The records that follow are to be transcribed in full, without their images.

● **MATERIAL FOR THIS EXERCISE**:
-- Begin --

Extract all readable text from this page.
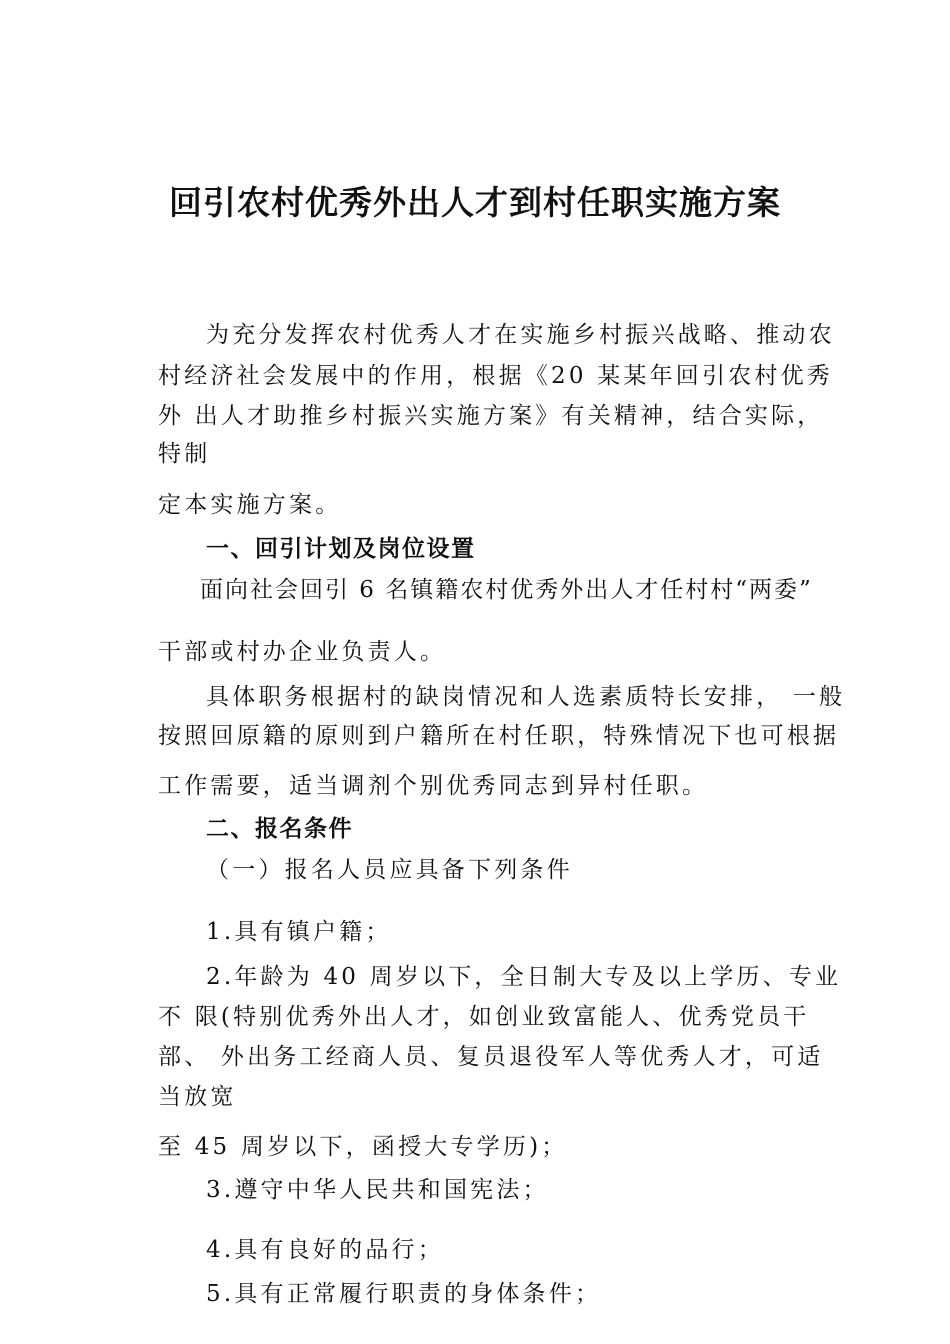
回引农村优秀外出人才到村任职实施方案
为充分发挥农村优秀人才在实施乡村振兴战略、推动农
村经济社会发展中的作用，根据《20 某某年回引农村优秀
外 出人才助推乡村振兴实施方案》有关精神，结合实际，
特制
定本实施方案。
一、回引计划及岗位设置
面向社会回引 6 名镇籍农村优秀外出人才任村村“两委”
干部或村办企业负责人。
具体职务根据村的缺岗情况和人选素质特长安排， 一般
按照回原籍的原则到户籍所在村任职，特殊情况下也可根据
工作需要，适当调剂个别优秀同志到异村任职。
二、报名条件
（一）报名人员应具备下列条件
1.具有镇户籍；
2.年龄为 40 周岁以下，全日制大专及以上学历、专业
不 限(特别优秀外出人才，如创业致富能人、优秀党员干
部、 外出务工经商人员、复员退役军人等优秀人才，可适
当放宽
至 45 周岁以下，函授大专学历)；
3.遵守中华人民共和国宪法；
4.具有良好的品行；
5.具有正常履行职责的身体条件；
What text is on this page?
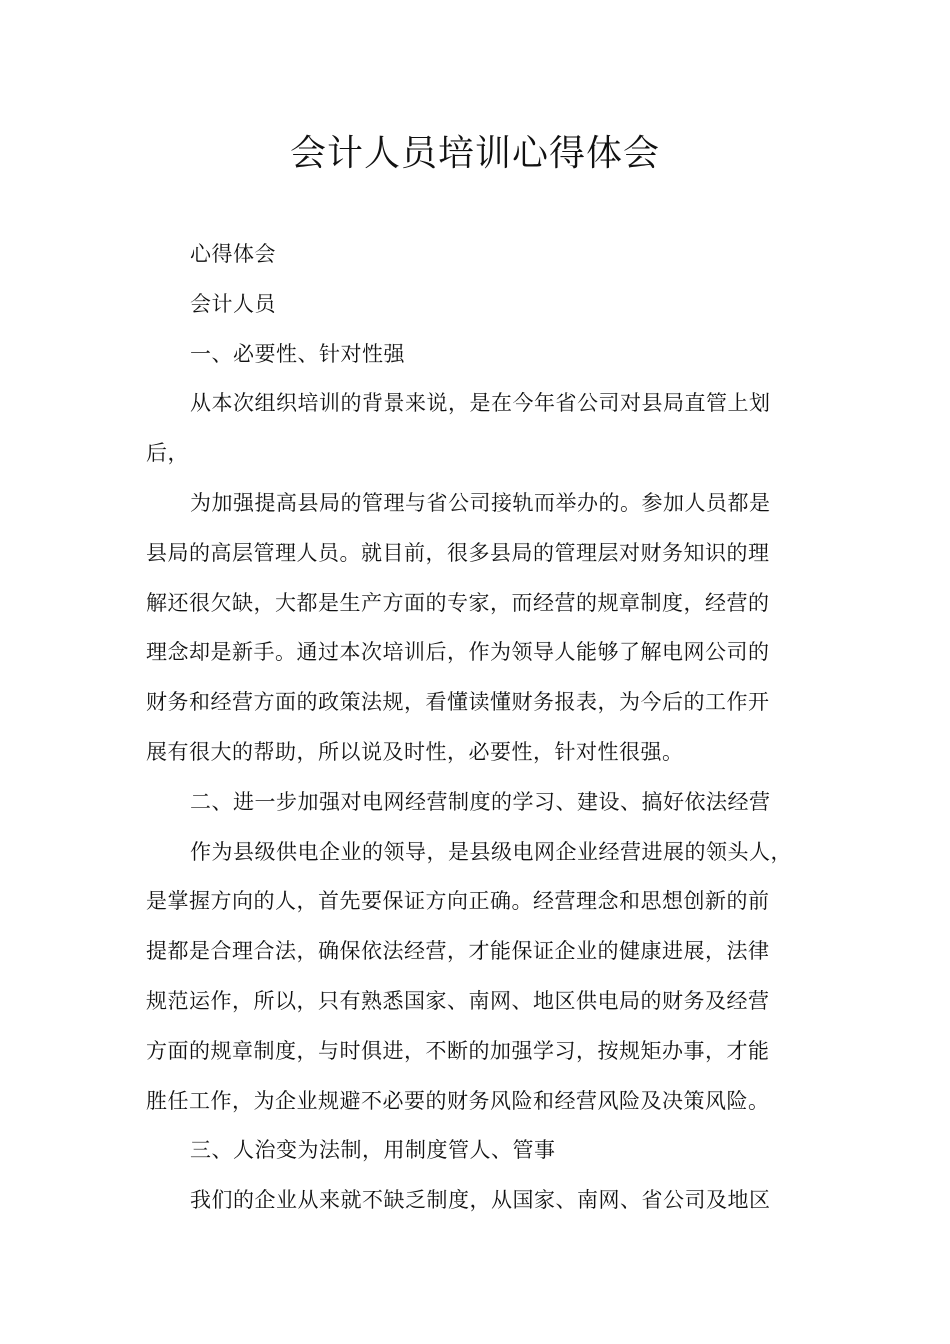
会计人员培训心得体会
心得体会
会计人员
一、必要性、针对性强
从本次组织培训的背景来说，是在今年省公司对县局直管上划
后，
为加强提高县局的管理与省公司接轨而举办的。参加人员都是
县局的高层管理人员。就目前，很多县局的管理层对财务知识的理
解还很欠缺，大都是生产方面的专家，而经营的规章制度，经营的
理念却是新手。通过本次培训后，作为领导人能够了解电网公司的
财务和经营方面的政策法规，看懂读懂财务报表，为今后的工作开
展有很大的帮助，所以说及时性，必要性，针对性很强。
二、进一步加强对电网经营制度的学习、建设、搞好依法经营
作为县级供电企业的领导，是县级电网企业经营进展的领头人，
是掌握方向的人，首先要保证方向正确。经营理念和思想创新的前
提都是合理合法，确保依法经营，才能保证企业的健康进展，法律
规范运作，所以，只有熟悉国家、南网、地区供电局的财务及经营
方面的规章制度，与时俱进，不断的加强学习，按规矩办事，才能
胜任工作，为企业规避不必要的财务风险和经营风险及决策风险。
三、人治变为法制，用制度管人、管事
我们的企业从来就不缺乏制度，从国家、南网、省公司及地区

-- End --

● **FULL RESPONSE**:
Extract all readable text from this page.
回引农村优秀外出人才到村任职实施方案
为充分发挥农村优秀人才在实施乡村振兴战略、推动农
村经济社会发展中的作用，根据《20 某某年回引农村优秀
外 出人才助推乡村振兴实施方案》有关精神，结合实际，
特制
定本实施方案。
一、回引计划及岗位设置
面向社会回引 6 名镇籍农村优秀外出人才任村村“两委”
干部或村办企业负责人。
具体职务根据村的缺岗情况和人选素质特长安排， 一般
按照回原籍的原则到户籍所在村任职，特殊情况下也可根据
工作需要，适当调剂个别优秀同志到异村任职。
二、报名条件
（一）报名人员应具备下列条件
1.具有镇户籍；
2.年龄为 40 周岁以下，全日制大专及以上学历、专业
不 限(特别优秀外出人才，如创业致富能人、优秀党员干
部、 外出务工经商人员、复员退役军人等优秀人才，可适
当放宽
至 45 周岁以下，函授大专学历)；
3.遵守中华人民共和国宪法；
4.具有良好的品行；
5.具有正常履行职责的身体条件；
What text is on this page?
会计人员培训心得体会
心得体会
会计人员
一、必要性、针对性强
从本次组织培训的背景来说，是在今年省公司对县局直管上划
后，
为加强提高县局的管理与省公司接轨而举办的。参加人员都是
县局的高层管理人员。就目前，很多县局的管理层对财务知识的理
解还很欠缺，大都是生产方面的专家，而经营的规章制度，经营的
理念却是新手。通过本次培训后，作为领导人能够了解电网公司的
财务和经营方面的政策法规，看懂读懂财务报表，为今后的工作开
展有很大的帮助，所以说及时性，必要性，针对性很强。
二、进一步加强对电网经营制度的学习、建设、搞好依法经营
作为县级供电企业的领导，是县级电网企业经营进展的领头人，
是掌握方向的人，首先要保证方向正确。经营理念和思想创新的前
提都是合理合法，确保依法经营，才能保证企业的健康进展，法律
规范运作，所以，只有熟悉国家、南网、地区供电局的财务及经营
方面的规章制度，与时俱进，不断的加强学习，按规矩办事，才能
胜任工作，为企业规避不必要的财务风险和经营风险及决策风险。
三、人治变为法制，用制度管人、管事
我们的企业从来就不缺乏制度，从国家、南网、省公司及地区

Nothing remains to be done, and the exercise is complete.